Work to do
Write out the listing in full, matching it word for word.

[Dataset items]
# # #

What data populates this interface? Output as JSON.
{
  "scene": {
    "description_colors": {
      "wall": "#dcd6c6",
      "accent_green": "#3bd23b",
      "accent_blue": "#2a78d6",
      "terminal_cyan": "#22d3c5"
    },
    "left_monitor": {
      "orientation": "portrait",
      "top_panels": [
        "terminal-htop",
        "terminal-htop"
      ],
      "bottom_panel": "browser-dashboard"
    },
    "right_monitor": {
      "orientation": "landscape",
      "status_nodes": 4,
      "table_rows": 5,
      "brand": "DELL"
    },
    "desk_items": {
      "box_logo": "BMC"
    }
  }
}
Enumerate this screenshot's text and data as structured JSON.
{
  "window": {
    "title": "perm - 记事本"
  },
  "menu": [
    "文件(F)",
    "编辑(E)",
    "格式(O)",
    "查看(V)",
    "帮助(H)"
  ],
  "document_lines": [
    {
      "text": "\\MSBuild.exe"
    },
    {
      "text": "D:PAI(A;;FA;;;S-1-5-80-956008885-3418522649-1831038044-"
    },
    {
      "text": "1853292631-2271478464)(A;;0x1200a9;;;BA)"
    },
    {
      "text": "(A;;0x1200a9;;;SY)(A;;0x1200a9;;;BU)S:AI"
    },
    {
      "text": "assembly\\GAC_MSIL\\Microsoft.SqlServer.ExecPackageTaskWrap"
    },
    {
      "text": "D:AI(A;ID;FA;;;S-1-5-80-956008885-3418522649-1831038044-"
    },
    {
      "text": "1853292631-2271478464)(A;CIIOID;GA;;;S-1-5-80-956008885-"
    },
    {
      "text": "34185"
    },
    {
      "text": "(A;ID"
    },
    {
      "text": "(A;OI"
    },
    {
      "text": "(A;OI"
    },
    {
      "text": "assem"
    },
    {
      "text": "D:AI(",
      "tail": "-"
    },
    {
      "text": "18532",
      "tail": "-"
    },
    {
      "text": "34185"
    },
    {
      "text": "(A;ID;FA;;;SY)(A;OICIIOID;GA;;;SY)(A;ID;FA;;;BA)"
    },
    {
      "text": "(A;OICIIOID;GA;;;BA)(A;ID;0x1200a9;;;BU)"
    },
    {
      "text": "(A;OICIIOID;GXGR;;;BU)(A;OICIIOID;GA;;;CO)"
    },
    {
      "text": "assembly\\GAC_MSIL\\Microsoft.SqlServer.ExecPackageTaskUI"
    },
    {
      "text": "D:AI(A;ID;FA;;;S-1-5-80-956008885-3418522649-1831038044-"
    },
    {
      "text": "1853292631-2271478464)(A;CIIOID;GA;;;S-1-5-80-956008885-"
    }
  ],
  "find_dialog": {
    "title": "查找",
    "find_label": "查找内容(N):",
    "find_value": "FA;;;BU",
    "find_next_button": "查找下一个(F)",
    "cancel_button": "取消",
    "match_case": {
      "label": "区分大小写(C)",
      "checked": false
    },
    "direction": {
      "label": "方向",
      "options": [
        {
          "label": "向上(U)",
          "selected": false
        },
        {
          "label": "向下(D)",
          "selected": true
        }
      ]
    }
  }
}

# # #

Answer for this exercise
What data populates this interface? Output as JSON.
{
  "scene": {
    "description_colors": {
      "wall": "#dcd6c6",
      "accent_green": "#3bd23b",
      "accent_blue": "#2a78d6",
      "terminal_cyan": "#22d3c5"
    },
    "left_monitor": {
      "orientation": "portrait",
      "top_panels": [
        "terminal-htop",
        "terminal-htop"
      ],
      "bottom_panel": "browser-dashboard"
    },
    "right_monitor": {
      "orientation": "landscape",
      "status_nodes": 4,
      "table_rows": 5,
      "brand": "DELL"
    },
    "desk_items": {
      "box_logo": "BMC"
    }
  }
}
Enumerate this screenshot's text and data as structured JSON.
{
  "window": {
    "title": "perm - 记事本"
  },
  "menu": [
    "文件(F)",
    "编辑(E)",
    "格式(O)",
    "查看(V)",
    "帮助(H)"
  ],
  "document_lines": [
    {
      "text": "\\MSBuild.exe"
    },
    {
      "text": "D:PAI(A;;FA;;;S-1-5-80-956008885-3418522649-1831038044-"
    },
    {
      "text": "1853292631-2271478464)(A;;0x1200a9;;;BA)"
    },
    {
      "text": "(A;;0x1200a9;;;SY)(A;;0x1200a9;;;BU)S:AI"
    },
    {
      "text": "assembly\\GAC_MSIL\\Microsoft.SqlServer.ExecPackageTaskWrap"
    },
    {
      "text": "D:AI(A;ID;FA;;;S-1-5-80-956008885-3418522649-1831038044-"
    },
    {
      "text": "1853292631-2271478464)(A;CIIOID;GA;;;S-1-5-80-956008885-"
    },
    {
      "text": "34185"
    },
    {
      "text": "(A;ID"
    },
    {
      "text": "(A;OI"
    },
    {
      "text": "(A;OI"
    },
    {
      "text": "assem"
    },
    {
      "text": "D:AI(",
      "tail": "-"
    },
    {
      "text": "18532",
      "tail": "-"
    },
    {
      "text": "34185"
    },
    {
      "text": "(A;ID;FA;;;SY)(A;OICIIOID;GA;;;SY)(A;ID;FA;;;BA)"
    },
    {
      "text": "(A;OICIIOID;GA;;;BA)(A;ID;0x1200a9;;;BU)"
    },
    {
      "text": "(A;OICIIOID;GXGR;;;BU)(A;OICIIOID;GA;;;CO)"
    },
    {
      "text": "assembly\\GAC_MSIL\\Microsoft.SqlServer.ExecPackageTaskUI"
    },
    {
      "text": "D:AI(A;ID;FA;;;S-1-5-80-956008885-3418522649-1831038044-"
    },
    {
      "text": "1853292631-2271478464)(A;CIIOID;GA;;;S-1-5-80-956008885-"
    }
  ],
  "find_dialog": {
    "title": "查找",
    "find_label": "查找内容(N):",
    "find_value": "FA;;;BU",
    "find_next_button": "查找下一个(F)",
    "cancel_button": "取消",
    "match_case": {
      "label": "区分大小写(C)",
      "checked": false
    },
    "direction": {
      "label": "方向",
      "options": [
        {
          "label": "向上(U)",
          "selected": false
        },
        {
          "label": "向下(D)",
          "selected": true
        }
      ]
    }
  }
}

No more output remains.